Gather the lines below that include the string "MN所受安培力的方向先向右后向左", copying each in full.

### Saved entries

================

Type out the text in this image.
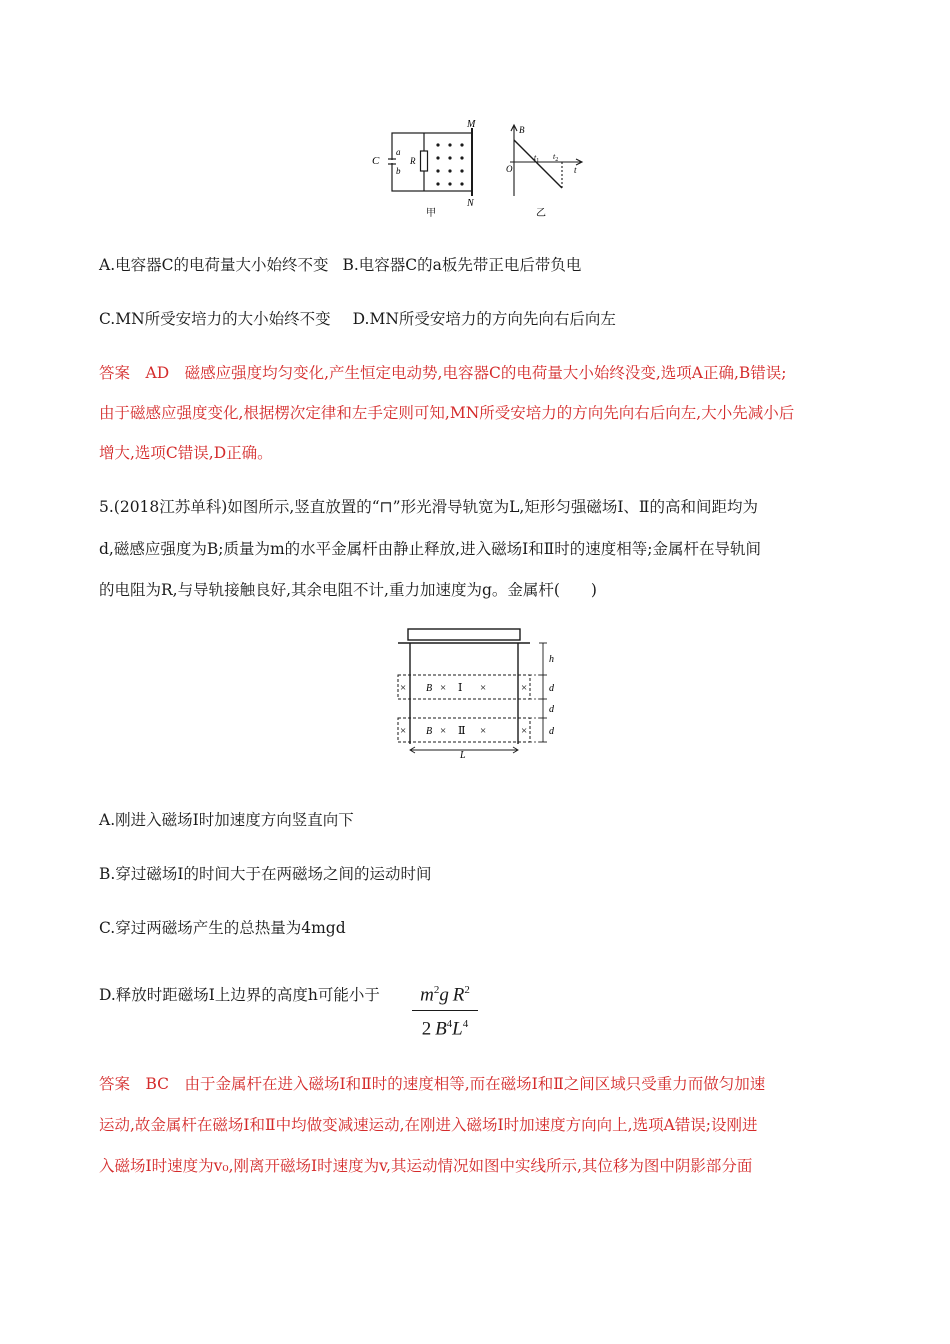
C
a
b
R
M
N
甲
B
O
$t_1$ $t_2$
t
乙
A.电容器C的电荷量大小始终不变 B.电容器C的a板先带正电后带负电
C.MN所受安培力的大小始终不变 D.MN所受安培力的方向先向右后向左
答案　AD　磁感应强度均匀变化,产生恒定电动势,电容器C的电荷量大小始终没变,选项A正确,B错误;
由于磁感应强度变化,根据楞次定律和左手定则可知,MN所受安培力的方向先向右后向左,大小先减小后
增大,选项C错误,D正确。
5.(2018江苏单科)如图所示,竖直放置的“⊓”形光滑导轨宽为L,矩形匀强磁场Ⅰ、Ⅱ的高和间距均为
d,磁感应强度为B;质量为m的水平金属杆由静止释放,进入磁场Ⅰ和Ⅱ时的速度相等;金属杆在导轨间
的电阻为R,与导轨接触良好,其余电阻不计,重力加速度为g。金属杆(　　)
h
d
d
d
L
× B × Ⅰ ×	×
× B × Ⅱ ×	×
A.刚进入磁场Ⅰ时加速度方向竖直向下
B.穿过磁场Ⅰ的时间大于在两磁场之间的运动时间
C.穿过两磁场产生的总热量为4mgd
D.释放时距磁场Ⅰ上边界的高度h可能小于 $\frac{m^2g R^2}{2 B^4L^4}$
答案　BC　由于金属杆在进入磁场Ⅰ和Ⅱ时的速度相等,而在磁场Ⅰ和Ⅱ之间区域只受重力而做匀加速
运动,故金属杆在磁场Ⅰ和Ⅱ中均做变减速运动,在刚进入磁场Ⅰ时加速度方向向上,选项A错误;设刚进
入磁场Ⅰ时速度为v₀,刚离开磁场Ⅰ时速度为v,其运动情况如图中实线所示,其位移为图中阴影部分面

================

### Worked answer
C.MN所受安培力的大小始终不变 D.MN所受安培力的方向先向右后向左
由于磁感应强度变化,根据楞次定律和左手定则可知,MN所受安培力的方向先向右后向左,大小先减小后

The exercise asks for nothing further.